** Begin Input material **

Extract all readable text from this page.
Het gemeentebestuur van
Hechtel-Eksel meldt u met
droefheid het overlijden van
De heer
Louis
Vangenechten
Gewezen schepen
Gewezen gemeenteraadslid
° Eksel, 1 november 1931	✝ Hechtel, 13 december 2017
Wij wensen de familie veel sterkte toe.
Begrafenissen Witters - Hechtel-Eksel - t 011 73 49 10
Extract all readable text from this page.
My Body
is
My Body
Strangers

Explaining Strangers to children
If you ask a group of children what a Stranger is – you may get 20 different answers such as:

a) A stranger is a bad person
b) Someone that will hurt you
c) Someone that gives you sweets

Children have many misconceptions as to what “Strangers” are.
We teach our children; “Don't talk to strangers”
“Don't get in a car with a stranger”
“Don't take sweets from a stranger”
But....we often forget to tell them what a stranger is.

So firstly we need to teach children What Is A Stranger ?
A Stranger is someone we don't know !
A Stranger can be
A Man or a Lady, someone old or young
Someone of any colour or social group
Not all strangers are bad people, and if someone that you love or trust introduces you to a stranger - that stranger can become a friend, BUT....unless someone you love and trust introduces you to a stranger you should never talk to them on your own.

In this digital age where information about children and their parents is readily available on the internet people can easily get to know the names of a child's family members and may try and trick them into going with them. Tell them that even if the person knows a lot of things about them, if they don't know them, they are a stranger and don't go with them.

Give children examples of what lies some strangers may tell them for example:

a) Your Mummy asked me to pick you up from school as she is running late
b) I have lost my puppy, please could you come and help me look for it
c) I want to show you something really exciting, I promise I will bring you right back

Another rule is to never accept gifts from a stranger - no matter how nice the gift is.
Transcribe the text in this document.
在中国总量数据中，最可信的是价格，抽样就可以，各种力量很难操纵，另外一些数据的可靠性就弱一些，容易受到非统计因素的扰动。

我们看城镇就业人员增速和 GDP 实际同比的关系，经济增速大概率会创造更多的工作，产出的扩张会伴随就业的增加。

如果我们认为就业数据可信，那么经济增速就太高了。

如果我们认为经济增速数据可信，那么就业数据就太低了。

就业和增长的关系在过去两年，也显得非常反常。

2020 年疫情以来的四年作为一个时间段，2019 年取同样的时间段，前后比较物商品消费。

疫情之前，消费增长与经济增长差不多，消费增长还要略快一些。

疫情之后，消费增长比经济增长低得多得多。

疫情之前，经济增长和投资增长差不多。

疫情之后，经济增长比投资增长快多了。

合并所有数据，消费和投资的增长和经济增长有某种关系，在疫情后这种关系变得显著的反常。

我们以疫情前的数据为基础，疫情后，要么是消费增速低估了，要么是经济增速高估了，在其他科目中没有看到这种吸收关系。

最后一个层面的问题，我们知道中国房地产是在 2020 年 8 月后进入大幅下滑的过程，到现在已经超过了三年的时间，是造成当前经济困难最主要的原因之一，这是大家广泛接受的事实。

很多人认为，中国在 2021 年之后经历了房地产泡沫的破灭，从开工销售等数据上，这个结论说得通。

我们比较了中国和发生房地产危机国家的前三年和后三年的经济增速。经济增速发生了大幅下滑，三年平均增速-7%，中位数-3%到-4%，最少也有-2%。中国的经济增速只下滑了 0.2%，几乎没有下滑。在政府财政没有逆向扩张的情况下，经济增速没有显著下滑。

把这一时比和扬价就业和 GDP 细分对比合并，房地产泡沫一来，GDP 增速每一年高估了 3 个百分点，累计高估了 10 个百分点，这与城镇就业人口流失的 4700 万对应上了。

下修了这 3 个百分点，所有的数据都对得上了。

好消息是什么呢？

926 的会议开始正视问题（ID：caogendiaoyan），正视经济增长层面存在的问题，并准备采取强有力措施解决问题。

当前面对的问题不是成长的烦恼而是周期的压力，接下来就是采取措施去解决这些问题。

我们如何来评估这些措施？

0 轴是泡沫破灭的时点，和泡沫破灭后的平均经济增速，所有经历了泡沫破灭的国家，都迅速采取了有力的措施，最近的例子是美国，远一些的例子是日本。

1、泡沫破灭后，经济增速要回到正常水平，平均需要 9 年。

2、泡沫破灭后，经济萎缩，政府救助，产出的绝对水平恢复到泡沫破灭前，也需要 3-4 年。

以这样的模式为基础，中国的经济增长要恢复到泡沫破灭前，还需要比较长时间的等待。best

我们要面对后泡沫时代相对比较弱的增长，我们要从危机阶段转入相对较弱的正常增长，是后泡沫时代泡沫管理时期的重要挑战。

** End Input material **

## Problem statement
Find "never". Copy every line it occurs in.

## Solution for this exercise
Not all strangers are bad people, and if someone that you love or trust introduces you to a stranger - that stranger can become a friend, BUT....unless someone you love and trust introduces you to a stranger you should never talk to them on your own.
Another rule is to never accept gifts from a stranger - no matter how nice the gift is.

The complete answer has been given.